> **Selected excerpt**
** Begin **

You are redirected to the Roles page.
2. Obtain the ARN and external ID
-
On the Roles page of your IAM console, click the role that you created above.
-
On the <Role name> page, Summary section, click the copy icon below the ARN field and save it securely like any other password.
-
In the Trust relationships tab, copy the external ID corresponding to the sts:ExternalID field. For example, hevo-s3-dest-external-id in the image below.
You can use the ARN and the external ID while configuring S3 as a Destination in Hevo.
Connection method: Using access credentials
To connect using access credentials, you need to add an IAM user for Hevo and assign the policy created in Step 2 above to it. You require the access key and the secret access key generated for this user to grant Hevo access to your S3 bucket.
Note: The secret key is associated with an access key and is visible only once. Therefore, you must save it or download the key file for later use.
1. Create an IAM user and assign the IAM policy
-
Log in to the AWS IAM Console.
-
In the left navigation pane, under Access management, click Users.
-
On the Users page, click Create user.
-
On the Specify user details page, specify the User name, and click Next.
-
On the Set permissions page, Permissions options section, click Attach policies directly.
-
In the Search bar of the Permissions policies section, type the name of the policy you created in Step 2 above.
-
Select the check box next to the policy to associate it with the user, and at the bottom of the page, click Next.
-
At the bottom of the Review and create page, click Create user.
2. Generate the access keys
-
On the Users page of your IAM console, click the user that you created above.
-
On the <User name> page, click the Security credentials tab.
-
In the Access keys section, click Create access key.
-
On the Access key best practices & alternatives page, select Command Line Interface (CLI).
-
At the bottom of the page, select the I understand the above… check box and click Next.
-
(Optional) Specify a description tag for the access key, to help you identify it.
-
Click Create access key.
-
On the Retrieve access keys page, Access key section, click the copy icon in the Access key and Secret access key fields and save the keys securely like any other password. Optionally, click Download .csv file to save the keys on your local machine.
Note: Once you leave this page, you cannot view the secret access key again.
You can use these access keys while configuring S3 as a Destination in Hevo.
Perform the following steps to configure Amazon S3 as a Destination in Hevo:
-
Click DESTINATIONS in the Navigation Bar.
-
Click + CREATE DESTINATION in the Destinations List View.
-
On the Add Destination page, select S3.
-
On the Configure your S3 Destination page, specify the following:
-
Destination Name: A unique name for your Destination, not exceeding 255 characters.

** End **

> **Exercise task 1**
Answer these questions from the S3 setup instructions:
(a) In which tab and field is the external ID found?
(b) Which option is selected on the Access key best practices & alternatives page?
(c) What is the maximum length of a Destination Name?
> **Exercise task 2**
From the S3 setup instructions, repeat word for word everything from "Perform the following" down to "Destinations List View.".

> **Material shown**
** Begin **

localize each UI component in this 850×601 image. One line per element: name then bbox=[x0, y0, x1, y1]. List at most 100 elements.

** End **
** Begin **

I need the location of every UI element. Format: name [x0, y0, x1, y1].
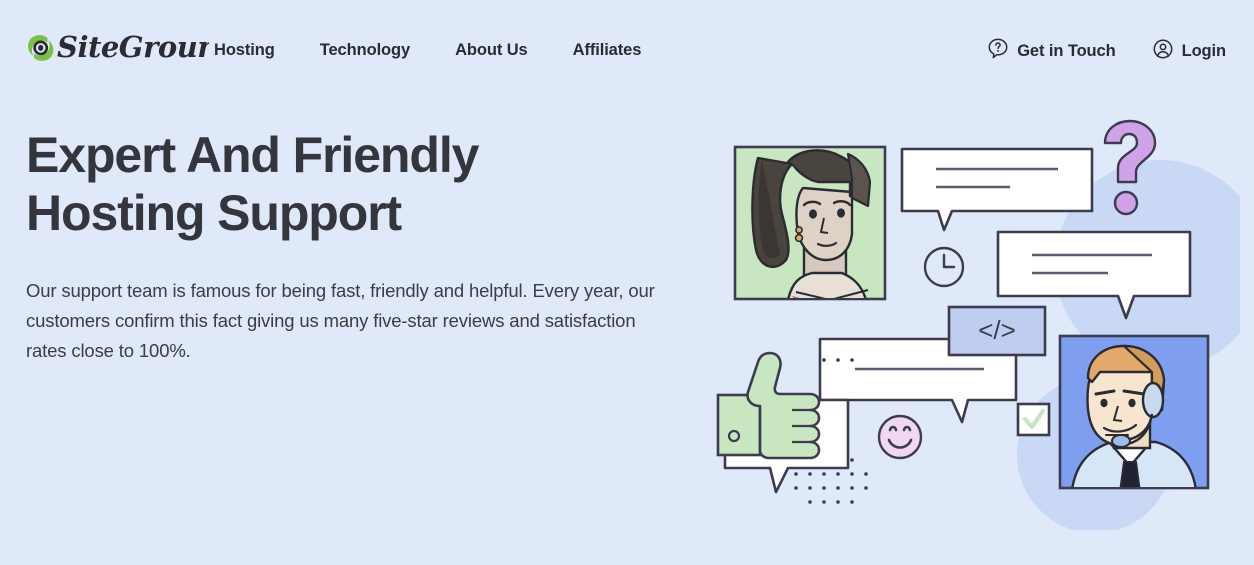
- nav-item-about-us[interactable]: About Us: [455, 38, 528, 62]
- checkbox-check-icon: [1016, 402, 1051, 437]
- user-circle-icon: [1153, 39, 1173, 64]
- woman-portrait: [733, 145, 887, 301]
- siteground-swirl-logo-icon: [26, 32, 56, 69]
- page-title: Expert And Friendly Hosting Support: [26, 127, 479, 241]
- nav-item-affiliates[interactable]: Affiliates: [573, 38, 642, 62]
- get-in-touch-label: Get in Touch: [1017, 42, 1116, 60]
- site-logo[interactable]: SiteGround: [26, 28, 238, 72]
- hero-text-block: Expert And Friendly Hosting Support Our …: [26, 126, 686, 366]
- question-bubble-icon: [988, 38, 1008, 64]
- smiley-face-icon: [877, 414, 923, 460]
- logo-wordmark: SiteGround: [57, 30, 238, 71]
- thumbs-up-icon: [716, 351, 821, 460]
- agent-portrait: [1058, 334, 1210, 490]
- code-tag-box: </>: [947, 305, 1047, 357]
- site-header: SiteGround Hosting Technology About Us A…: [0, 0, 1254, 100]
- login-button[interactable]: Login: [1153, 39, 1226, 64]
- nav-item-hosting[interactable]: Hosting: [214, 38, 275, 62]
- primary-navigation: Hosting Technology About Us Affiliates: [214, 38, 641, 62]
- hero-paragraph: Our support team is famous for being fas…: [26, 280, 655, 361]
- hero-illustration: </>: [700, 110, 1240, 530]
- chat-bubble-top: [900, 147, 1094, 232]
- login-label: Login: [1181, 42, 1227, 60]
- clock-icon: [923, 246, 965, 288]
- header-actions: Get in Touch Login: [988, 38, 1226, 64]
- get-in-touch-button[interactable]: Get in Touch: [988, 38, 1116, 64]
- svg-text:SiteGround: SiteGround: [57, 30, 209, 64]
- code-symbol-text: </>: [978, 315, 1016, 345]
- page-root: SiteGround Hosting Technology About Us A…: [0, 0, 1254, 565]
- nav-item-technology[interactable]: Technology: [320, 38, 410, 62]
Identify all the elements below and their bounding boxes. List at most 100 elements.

** End **
** Begin **

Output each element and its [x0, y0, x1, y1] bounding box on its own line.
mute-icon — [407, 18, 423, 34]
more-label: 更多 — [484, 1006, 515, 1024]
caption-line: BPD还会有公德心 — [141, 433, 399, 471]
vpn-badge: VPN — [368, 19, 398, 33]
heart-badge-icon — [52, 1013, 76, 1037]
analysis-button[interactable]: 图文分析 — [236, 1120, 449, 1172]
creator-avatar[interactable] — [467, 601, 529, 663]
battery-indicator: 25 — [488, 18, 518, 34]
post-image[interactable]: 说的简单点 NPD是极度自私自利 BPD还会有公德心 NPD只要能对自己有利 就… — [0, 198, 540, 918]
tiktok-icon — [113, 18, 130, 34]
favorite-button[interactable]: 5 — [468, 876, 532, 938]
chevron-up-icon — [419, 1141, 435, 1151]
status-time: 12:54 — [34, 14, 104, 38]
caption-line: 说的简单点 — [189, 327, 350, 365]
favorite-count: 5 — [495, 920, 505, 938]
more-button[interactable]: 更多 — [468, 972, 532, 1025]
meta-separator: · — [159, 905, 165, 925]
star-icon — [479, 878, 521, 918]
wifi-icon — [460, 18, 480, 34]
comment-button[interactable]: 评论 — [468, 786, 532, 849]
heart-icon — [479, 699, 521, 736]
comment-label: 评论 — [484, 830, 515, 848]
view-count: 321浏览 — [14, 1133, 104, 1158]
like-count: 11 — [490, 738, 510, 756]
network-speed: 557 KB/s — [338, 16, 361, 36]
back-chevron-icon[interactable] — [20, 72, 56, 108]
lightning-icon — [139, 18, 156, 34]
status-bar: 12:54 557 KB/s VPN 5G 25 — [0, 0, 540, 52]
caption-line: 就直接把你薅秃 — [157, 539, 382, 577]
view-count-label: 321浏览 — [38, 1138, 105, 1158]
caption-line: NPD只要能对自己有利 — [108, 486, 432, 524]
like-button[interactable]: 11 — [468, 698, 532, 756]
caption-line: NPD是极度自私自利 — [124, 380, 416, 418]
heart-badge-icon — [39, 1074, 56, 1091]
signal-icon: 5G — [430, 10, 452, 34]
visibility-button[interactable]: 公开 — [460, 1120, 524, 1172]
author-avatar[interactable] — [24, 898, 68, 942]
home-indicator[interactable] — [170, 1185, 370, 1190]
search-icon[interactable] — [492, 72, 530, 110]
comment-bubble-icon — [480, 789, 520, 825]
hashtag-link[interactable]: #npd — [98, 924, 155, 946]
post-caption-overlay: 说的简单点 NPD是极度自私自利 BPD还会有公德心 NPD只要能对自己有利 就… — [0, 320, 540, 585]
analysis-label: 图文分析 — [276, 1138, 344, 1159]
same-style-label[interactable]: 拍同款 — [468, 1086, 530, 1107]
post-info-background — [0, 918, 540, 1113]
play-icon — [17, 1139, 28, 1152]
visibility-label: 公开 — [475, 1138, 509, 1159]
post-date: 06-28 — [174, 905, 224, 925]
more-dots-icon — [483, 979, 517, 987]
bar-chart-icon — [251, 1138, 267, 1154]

** End **

> **Correct answer 1**
(a) In the Trust relationships tab, in the sts:ExternalID field.
(b) Command Line Interface (CLI).
(c) 255 characters.

> **Correct answer 2**
Perform the following steps to configure Amazon S3 as a Destination in Hevo:
-
Click DESTINATIONS in the Navigation Bar.
-
Click + CREATE DESTINATION in the Destinations List View.